_Compiti da svolgere_:
1. Rispondi alle domande sull'articolo sulla Cop 26:
(a) In quale città e in quale mese è in programma la Cop 26?
(b) Quale incarico ricopre Patricia Espinosa?
(c) A quale Cop e in quale anno fu assunto l'impegno dei 100 miliardi di dollari all'anno?
2. Secondo il titoletto dell'articolo sulla Cop 26, quali temi bloccano i negoziati pre-Cop 26? Elencali tutti.
3. Riprendi l'articolo sulla Cop 26 dopo l'ultima frase riportata e prosegui il testo.

_Brano proposto_:
··········
Cop 26, i lavori preparatori mostrano un mondo ancora diviso

Le tre settimane di lavori preparatori della Cop 26 di Glasgow hanno mostrato ancora le solite, profonde divergenze tra i governi.

La ventiseiesima Conferenza mondiale sul clima delle Nazioni Unite, la Cop 26 in programma a Glasgow nel prossimo mese di novembre, rischia di partire con il piede sbagliato. Dopo tre settimane di riunioni quotidiane in videoconferenza, i negoziati pre-summit che si sono tenuti a cavallo tra maggio e giugno si sono conclusi con l’ennesimo, sostanziale fallimento.

Finanziamenti, trasparenza e carbon market bloccano i negoziati pre-Cop 26

“Non posso dire che ci siano stati grandi passi in avanti”, ha ammesso nel corso di una conferenza stampa Patricia Espinosa, segretaria generale dell’Unfccc, la Convenzione quadro delle Nazioni Unite sui cambiamenti climatici che organizza le Cop. “È necessario – ha aggiunto – ottenere delle indicazioni a livello politico”. Un commento che appare più sincero rispetto al comunicato ufficiale, nel quale la dirigente parla di “molto lavoro da fare” ma anche di “giudizio complessivamente positivo”.

cop26 sul clima, la presentazione di conte e johnson
Il primo ministro inglese Boris Johnson e l’allora presidente del consiglio italiano Giuseppe Conte in occasione della presentazione della Cop 26, poi rinviata per la pandemia © Chris J Ratcliffe-WPA Pool/Getty Images

I problemi che sono risultati di fatto insormontabili nel corso della sessione di lavori preparatori sono stati in particolare tre. In primo luogo quelli legati ai finanziamenti che dovranno essere concessi per le politiche di mitigazione e di adattamento ai cambiamenti climatici. Può apparire incredibile, ma ancora si discute sui 100 miliardi di dollari all’anno che avrebbero dovuto essere concessi dalle nazioni ricche del mondo a quelle più povere e vulnerabili. Un impegno che era stato assunto alla Cop 15 di Copenaghen, nel 2009, e che non è mai stato rispettato, se non parzialmente.
··········
_Dati da esaminare_:

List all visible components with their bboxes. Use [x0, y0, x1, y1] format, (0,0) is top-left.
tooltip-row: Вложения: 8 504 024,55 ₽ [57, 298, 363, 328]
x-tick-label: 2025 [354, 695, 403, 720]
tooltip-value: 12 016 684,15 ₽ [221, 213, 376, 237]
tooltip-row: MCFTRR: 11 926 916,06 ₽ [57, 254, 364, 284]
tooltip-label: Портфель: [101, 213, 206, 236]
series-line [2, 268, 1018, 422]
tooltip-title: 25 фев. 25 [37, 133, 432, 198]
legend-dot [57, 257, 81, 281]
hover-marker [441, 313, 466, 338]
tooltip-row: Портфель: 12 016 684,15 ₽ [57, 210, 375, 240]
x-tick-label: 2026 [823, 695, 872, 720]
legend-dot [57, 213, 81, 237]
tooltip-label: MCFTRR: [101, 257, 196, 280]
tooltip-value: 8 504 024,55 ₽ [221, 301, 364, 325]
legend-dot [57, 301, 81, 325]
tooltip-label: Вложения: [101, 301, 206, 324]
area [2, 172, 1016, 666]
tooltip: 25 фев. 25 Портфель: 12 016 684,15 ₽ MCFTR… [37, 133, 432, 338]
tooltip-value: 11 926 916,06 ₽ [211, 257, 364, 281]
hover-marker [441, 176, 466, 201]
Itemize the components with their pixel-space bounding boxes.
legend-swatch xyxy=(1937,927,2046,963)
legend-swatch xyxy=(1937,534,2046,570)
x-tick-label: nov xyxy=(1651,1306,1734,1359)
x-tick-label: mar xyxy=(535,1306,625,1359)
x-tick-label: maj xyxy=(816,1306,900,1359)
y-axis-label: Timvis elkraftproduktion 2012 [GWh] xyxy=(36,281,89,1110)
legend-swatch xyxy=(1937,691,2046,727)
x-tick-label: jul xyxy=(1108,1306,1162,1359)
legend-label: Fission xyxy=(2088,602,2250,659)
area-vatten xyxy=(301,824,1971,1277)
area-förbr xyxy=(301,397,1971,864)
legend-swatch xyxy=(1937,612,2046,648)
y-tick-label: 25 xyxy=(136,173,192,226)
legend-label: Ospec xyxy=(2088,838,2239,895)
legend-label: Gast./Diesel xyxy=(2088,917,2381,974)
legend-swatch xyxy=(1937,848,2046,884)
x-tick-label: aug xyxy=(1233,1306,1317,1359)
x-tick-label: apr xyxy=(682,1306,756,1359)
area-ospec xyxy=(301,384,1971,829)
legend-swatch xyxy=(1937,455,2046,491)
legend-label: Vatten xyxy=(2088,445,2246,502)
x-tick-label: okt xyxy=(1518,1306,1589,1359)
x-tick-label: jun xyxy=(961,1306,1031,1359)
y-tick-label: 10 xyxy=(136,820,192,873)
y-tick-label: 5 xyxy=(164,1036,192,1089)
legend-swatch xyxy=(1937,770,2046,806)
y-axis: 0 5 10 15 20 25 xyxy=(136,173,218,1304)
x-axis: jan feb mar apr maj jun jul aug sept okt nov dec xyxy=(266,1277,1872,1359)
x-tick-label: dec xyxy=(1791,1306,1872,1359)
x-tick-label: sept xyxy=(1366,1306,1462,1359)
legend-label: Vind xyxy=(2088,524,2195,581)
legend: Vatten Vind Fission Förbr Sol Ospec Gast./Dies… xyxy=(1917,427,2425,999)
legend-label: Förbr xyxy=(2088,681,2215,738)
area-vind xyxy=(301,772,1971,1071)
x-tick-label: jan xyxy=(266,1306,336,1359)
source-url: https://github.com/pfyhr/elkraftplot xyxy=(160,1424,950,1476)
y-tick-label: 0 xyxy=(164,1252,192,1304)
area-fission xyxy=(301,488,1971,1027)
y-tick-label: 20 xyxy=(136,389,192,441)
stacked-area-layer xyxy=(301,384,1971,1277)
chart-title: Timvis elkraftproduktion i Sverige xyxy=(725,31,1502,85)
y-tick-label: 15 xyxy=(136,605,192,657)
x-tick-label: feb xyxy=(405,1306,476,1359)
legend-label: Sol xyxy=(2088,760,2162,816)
··········
_Risultati dell'esercizio_:
1.
(a) A Glasgow, nel mese di novembre.
(b) È segretaria generale dell'Unfccc.
(c) Alla Cop 15 di Copenaghen, nel 2009.

2. Finanziamenti; trasparenza; carbon market.

3.
Il presidente della Cop 26 Alok Sharma convoca una nuova riunione

In secondo luogo, le discussioni si sono arenate sul tema della trasparenza. Ai governi viene infatti chiesto di poter monitorare gli sforzi effettuati per ridurre le emissioni di gas ad effetto serra, anche in relazione al calendario fissato. Infine, non c’è accordo sui termini del cosiddetto carbon market. Si tratta dello stesso tema che ha bloccato per la sua intera durata la Cop25 di Madrid, nel 2019.

Al centro della disputa c’è l’articolo 6 dell’Accordo: quello che avrebbe dovuto indicare le regole che governeranno il nuovo sistema per lo scambio delle quote di emissioni di CO2. Di fronte all’impossibilità di trovare un compromesso tra le nazioni, tutto era stato rimandato proprio alle successive sessioni di negoziati.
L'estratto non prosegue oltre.